Dataset items:
####
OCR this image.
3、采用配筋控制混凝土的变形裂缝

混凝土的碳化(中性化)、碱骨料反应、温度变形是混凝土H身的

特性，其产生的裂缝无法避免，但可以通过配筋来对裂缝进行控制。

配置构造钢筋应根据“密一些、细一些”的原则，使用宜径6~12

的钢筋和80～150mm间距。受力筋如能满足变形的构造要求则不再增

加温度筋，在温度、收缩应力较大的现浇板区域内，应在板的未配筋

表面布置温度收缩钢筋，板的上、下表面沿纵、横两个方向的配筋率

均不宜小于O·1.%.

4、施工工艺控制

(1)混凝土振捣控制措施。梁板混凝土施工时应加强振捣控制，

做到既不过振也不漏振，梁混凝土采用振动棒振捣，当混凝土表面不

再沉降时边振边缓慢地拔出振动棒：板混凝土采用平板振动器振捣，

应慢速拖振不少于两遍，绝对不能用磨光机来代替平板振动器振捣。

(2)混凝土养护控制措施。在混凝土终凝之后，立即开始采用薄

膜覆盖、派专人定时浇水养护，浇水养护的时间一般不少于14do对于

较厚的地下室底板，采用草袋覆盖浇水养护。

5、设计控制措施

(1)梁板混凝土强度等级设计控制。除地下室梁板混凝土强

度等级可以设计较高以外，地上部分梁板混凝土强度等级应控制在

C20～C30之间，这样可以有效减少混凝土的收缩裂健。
####
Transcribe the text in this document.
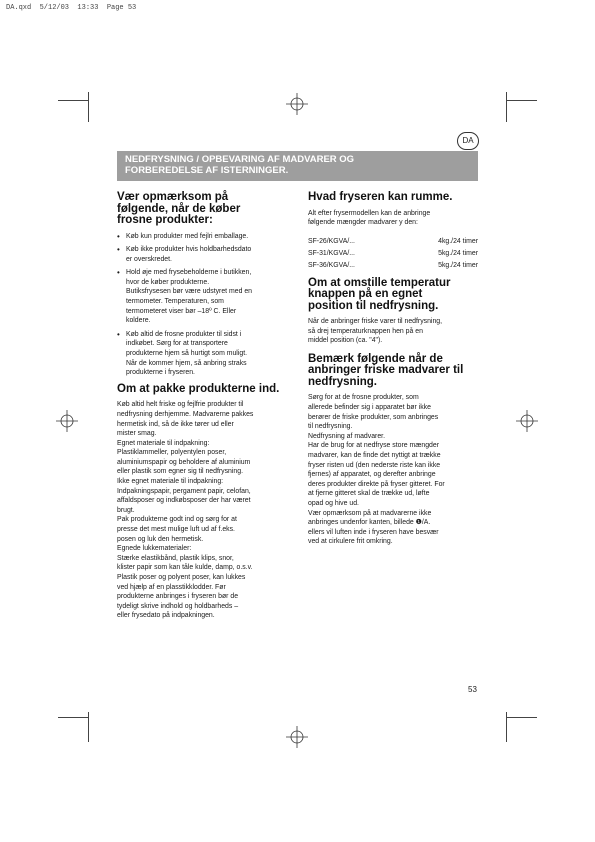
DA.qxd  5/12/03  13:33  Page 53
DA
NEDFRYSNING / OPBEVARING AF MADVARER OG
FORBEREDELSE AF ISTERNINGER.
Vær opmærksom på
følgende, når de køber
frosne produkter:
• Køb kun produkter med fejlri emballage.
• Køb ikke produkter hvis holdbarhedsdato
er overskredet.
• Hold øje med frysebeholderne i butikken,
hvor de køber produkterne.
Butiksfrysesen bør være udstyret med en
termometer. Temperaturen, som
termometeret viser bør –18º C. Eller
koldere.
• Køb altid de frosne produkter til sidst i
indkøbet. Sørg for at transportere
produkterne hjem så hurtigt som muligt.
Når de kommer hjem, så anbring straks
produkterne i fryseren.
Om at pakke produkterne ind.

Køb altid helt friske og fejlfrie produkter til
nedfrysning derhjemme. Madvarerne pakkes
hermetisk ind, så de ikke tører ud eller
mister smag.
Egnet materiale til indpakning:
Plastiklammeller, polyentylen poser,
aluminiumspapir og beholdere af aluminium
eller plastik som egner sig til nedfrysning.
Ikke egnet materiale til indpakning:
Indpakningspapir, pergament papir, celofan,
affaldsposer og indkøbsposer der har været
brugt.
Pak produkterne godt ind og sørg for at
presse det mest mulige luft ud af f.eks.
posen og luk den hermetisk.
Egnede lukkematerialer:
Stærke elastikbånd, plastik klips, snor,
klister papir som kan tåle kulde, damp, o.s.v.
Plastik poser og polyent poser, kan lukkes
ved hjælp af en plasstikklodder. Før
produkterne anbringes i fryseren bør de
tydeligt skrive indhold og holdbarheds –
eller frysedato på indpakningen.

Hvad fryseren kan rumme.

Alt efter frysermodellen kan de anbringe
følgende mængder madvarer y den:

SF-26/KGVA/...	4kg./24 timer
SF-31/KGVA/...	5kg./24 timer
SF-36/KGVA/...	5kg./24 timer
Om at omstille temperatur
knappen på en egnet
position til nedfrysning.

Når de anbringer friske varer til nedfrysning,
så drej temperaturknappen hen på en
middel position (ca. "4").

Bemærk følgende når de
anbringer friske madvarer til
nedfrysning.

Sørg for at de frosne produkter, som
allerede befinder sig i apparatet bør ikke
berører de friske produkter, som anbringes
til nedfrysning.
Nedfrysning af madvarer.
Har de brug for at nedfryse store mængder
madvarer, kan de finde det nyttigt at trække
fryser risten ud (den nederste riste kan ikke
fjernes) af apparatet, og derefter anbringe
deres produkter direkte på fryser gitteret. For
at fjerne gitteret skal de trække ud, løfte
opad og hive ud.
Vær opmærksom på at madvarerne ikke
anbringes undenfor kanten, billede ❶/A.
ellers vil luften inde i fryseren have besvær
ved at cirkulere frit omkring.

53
####
Written problem: How many lines in the records above contain the word "anbringer"? Reply with the number alone.

Result for this task: 2